→ **WHAT IS BEING ASKED**
List all the lines in these records that hold "frac".

→ **RAW RECORDS**
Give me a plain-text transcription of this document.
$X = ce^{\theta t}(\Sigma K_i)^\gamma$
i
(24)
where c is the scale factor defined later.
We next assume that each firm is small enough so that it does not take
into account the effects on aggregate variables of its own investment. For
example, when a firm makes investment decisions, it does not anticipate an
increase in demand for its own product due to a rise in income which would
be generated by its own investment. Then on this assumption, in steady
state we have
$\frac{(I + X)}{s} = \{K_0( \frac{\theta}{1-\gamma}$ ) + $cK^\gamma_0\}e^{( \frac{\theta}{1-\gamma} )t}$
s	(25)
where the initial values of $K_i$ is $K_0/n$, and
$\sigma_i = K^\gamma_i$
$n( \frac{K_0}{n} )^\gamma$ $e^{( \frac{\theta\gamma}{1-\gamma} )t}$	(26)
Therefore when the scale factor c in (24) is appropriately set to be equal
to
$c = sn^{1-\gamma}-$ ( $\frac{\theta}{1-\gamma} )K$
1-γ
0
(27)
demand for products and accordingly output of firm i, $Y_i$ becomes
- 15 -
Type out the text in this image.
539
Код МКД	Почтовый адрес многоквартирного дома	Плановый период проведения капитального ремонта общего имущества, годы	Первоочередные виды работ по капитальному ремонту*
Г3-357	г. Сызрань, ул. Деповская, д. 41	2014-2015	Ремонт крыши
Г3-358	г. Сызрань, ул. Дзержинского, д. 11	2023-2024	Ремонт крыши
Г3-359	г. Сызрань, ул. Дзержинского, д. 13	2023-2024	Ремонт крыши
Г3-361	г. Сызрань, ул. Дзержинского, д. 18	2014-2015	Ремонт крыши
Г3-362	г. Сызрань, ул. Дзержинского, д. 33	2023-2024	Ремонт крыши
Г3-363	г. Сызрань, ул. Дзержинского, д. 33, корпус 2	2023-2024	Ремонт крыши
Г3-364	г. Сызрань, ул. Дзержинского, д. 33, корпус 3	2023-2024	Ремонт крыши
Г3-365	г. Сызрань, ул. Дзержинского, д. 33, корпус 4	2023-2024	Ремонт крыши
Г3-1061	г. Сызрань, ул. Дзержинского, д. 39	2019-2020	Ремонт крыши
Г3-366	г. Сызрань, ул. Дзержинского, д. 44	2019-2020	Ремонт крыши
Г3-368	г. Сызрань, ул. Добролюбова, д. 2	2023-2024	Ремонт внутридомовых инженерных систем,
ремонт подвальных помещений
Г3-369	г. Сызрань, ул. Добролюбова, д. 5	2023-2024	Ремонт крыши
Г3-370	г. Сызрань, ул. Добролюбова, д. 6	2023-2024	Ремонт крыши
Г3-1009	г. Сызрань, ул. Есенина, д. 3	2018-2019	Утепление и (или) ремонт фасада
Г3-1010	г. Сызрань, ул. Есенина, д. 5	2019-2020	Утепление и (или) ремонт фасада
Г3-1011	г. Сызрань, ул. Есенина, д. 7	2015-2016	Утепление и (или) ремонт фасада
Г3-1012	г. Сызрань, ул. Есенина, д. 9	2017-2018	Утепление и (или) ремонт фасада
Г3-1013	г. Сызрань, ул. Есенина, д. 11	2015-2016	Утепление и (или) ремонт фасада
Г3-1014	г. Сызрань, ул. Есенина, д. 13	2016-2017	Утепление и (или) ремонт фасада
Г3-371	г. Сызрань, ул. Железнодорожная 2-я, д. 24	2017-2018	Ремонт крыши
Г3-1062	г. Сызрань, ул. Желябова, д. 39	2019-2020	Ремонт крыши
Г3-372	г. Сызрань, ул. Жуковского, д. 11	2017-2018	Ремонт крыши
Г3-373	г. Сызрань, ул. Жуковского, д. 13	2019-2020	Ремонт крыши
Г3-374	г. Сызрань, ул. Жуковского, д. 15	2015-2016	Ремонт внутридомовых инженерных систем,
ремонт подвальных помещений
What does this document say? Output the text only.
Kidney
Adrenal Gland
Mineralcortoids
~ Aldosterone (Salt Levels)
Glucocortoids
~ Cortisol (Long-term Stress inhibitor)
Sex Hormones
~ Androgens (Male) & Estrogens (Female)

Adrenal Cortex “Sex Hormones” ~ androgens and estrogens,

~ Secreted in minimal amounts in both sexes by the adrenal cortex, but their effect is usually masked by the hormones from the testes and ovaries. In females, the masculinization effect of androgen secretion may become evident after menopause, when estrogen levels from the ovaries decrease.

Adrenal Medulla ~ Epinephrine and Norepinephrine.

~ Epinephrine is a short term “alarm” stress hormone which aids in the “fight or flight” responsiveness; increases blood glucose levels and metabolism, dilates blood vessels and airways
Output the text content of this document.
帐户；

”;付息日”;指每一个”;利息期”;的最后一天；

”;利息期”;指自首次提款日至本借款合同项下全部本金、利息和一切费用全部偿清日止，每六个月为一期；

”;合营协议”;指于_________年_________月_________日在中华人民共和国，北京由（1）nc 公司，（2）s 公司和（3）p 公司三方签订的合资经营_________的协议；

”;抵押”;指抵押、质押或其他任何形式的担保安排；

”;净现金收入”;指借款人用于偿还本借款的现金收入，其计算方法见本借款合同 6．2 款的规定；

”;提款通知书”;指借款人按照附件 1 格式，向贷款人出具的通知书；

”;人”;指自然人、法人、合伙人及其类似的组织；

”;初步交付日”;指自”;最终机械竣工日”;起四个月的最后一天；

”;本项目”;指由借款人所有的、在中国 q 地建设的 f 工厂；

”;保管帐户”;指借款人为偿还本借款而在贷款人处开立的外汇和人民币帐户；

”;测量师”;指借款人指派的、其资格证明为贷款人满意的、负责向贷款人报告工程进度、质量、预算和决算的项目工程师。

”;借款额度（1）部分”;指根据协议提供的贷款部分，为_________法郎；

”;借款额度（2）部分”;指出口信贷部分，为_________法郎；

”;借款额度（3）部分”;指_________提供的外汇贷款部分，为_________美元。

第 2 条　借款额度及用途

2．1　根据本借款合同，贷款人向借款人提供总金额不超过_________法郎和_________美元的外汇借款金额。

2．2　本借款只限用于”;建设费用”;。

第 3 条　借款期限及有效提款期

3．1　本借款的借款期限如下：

→ **TASK RESPONSE**
$\frac{(I + X)}{s} = \{K_0( \frac{\theta}{1-\gamma}$ ) + $cK^\gamma_0\}e^{( \frac{\theta}{1-\gamma} )t}$
$n( \frac{K_0}{n} )^\gamma$ $e^{( \frac{\theta\gamma}{1-\gamma} )t}$	(26)
$c = sn^{1-\gamma}-$ ( $\frac{\theta}{1-\gamma} )K$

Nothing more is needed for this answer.